— Start Dataset extract —

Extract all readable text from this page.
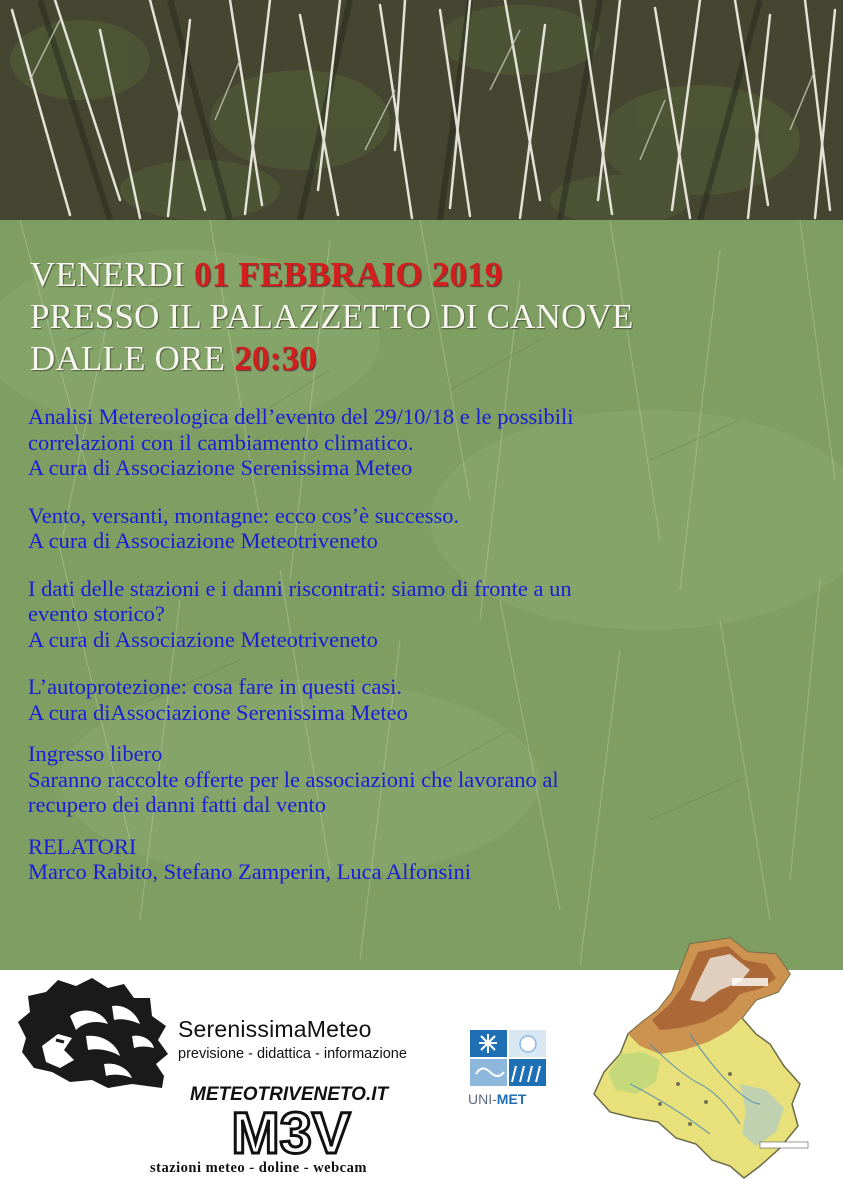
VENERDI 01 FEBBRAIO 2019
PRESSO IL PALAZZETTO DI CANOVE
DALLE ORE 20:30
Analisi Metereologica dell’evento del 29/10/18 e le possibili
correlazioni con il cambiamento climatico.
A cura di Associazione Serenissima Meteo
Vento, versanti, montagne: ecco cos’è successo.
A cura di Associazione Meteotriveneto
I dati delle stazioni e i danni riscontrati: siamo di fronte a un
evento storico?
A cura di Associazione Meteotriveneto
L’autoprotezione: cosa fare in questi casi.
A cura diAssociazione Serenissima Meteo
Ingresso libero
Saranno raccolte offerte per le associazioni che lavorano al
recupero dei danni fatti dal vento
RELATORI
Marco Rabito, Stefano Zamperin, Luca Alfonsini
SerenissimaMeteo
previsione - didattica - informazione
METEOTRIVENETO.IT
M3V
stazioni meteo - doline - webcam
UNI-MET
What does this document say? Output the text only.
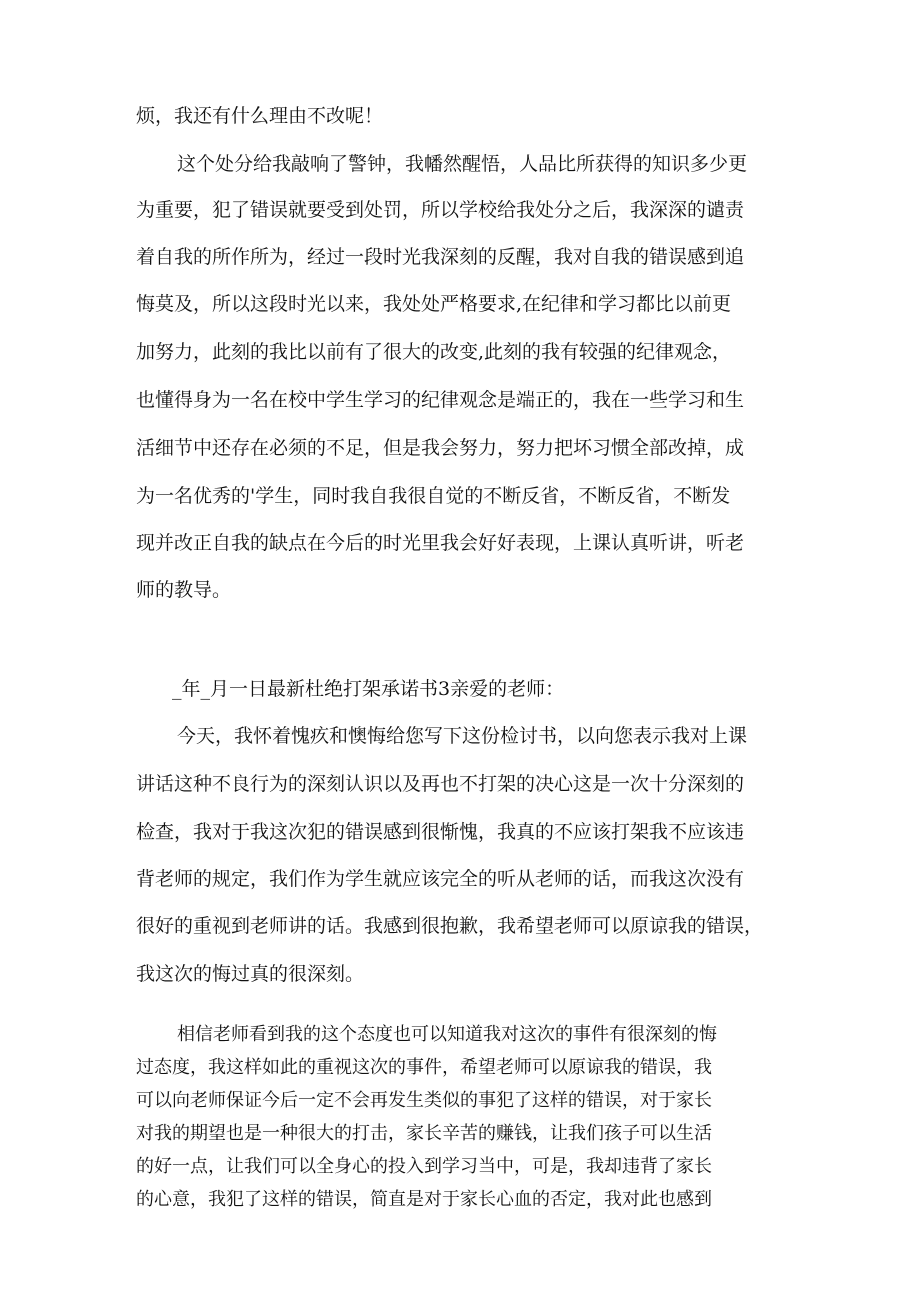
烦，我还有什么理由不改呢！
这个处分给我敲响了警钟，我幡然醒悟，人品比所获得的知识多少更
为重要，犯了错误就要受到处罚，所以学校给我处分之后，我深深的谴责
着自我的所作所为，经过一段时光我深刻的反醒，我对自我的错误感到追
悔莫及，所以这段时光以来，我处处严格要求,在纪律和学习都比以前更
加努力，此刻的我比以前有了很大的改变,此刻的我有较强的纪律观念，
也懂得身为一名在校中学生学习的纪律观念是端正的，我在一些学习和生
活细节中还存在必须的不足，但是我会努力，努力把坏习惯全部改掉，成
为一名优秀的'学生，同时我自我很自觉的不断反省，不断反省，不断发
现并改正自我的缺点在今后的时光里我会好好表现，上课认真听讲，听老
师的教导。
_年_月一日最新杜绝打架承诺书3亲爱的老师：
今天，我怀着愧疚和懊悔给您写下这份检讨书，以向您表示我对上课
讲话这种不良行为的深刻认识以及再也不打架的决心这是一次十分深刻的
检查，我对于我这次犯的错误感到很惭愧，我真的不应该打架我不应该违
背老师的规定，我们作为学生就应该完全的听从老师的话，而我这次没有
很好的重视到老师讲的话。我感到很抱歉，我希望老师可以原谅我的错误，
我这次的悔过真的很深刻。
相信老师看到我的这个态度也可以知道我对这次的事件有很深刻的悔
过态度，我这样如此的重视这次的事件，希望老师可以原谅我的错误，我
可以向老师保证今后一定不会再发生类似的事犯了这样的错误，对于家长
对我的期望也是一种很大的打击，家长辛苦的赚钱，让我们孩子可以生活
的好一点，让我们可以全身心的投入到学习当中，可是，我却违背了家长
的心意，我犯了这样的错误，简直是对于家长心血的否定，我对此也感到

— End Dataset extract —

* _Work to do_
Return each line with "this".

* _Result below_
Extract all readable text from this page.
What does this document say? Output the text only.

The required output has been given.